> **Problem description**:
Copy every line that contains the string "particular" from the entries below.

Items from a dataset
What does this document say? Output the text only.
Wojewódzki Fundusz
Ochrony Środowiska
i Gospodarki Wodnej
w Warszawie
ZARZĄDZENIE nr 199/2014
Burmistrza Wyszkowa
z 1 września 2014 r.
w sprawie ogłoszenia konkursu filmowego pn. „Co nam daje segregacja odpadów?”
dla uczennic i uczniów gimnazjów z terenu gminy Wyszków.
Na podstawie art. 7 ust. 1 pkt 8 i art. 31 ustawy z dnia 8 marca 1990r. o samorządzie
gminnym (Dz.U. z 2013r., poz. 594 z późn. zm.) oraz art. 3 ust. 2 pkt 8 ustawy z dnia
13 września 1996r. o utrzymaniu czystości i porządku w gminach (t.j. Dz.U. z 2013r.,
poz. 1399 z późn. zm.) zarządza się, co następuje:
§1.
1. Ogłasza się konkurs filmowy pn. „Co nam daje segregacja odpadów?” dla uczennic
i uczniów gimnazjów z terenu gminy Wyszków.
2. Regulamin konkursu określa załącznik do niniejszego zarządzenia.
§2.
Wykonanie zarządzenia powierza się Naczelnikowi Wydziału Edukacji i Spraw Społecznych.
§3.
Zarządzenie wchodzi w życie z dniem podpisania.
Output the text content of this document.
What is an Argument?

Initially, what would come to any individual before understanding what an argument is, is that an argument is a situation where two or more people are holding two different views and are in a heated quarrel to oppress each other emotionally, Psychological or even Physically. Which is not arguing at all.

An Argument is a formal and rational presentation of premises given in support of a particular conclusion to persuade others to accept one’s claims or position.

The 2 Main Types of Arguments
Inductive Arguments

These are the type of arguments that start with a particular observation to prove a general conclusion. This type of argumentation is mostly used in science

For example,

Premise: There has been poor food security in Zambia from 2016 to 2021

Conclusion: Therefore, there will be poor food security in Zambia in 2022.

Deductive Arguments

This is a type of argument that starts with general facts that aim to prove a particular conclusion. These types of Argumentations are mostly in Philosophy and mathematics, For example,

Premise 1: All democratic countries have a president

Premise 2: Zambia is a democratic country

> **Finished answer**:
An Argument is a formal and rational presentation of premises given in support of a particular conclusion to persuade others to accept one’s claims or position.
These are the type of arguments that start with a particular observation to prove a general conclusion. This type of argumentation is mostly used in science
This is a type of argument that starts with general facts that aim to prove a particular conclusion. These types of Argumentations are mostly in Philosophy and mathematics, For example,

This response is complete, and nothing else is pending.